STATED PROBLEM: Skip the pictures. Reproduce all other material exactly.

PROVIDED INFORMATION:
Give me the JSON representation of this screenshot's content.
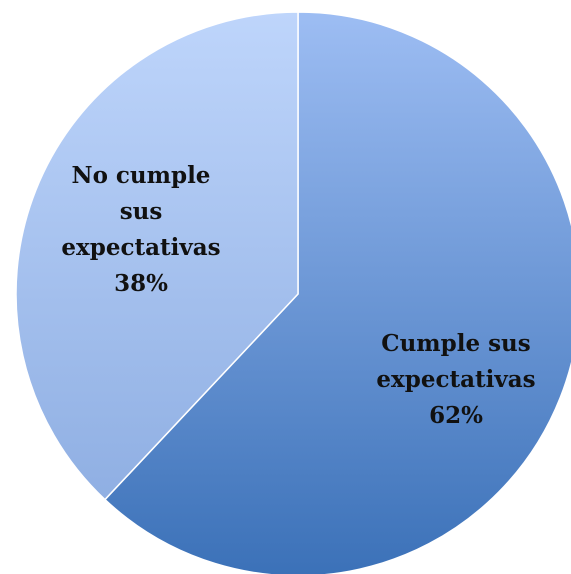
{
  "chart_data": {
    "type": "pie",
    "title": "",
    "categories": [
      "Cumple sus expectativas",
      "No cumple sus expectativas"
    ],
    "values": [
      62,
      38
    ],
    "value_labels": [
      "62%",
      "38%"
    ],
    "slice_label_lines": [
      [
        "Cumple sus",
        "expectativas",
        "62%"
      ],
      [
        "No cumple",
        "sus",
        "expectativas",
        "38%"
      ]
    ],
    "colors": {
      "cumple_light": "#9dbdf3",
      "cumple_dark": "#3b71b8",
      "no_cumple_light": "#bed5fb",
      "no_cumple_dark": "#88a9df",
      "edge": "#ffffff"
    },
    "legend": "none"
  }
}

TASK RESULT:
Give me the JSON representation of this screenshot's content.
{
  "chart_data": {
    "type": "pie",
    "title": "",
    "categories": [
      "Cumple sus expectativas",
      "No cumple sus expectativas"
    ],
    "values": [
      62,
      38
    ],
    "value_labels": [
      "62%",
      "38%"
    ],
    "slice_label_lines": [
      [
        "Cumple sus",
        "expectativas",
        "62%"
      ],
      [
        "No cumple",
        "sus",
        "expectativas",
        "38%"
      ]
    ],
    "colors": {
      "cumple_light": "#9dbdf3",
      "cumple_dark": "#3b71b8",
      "no_cumple_light": "#bed5fb",
      "no_cumple_dark": "#88a9df",
      "edge": "#ffffff"
    },
    "legend": "none"
  }
}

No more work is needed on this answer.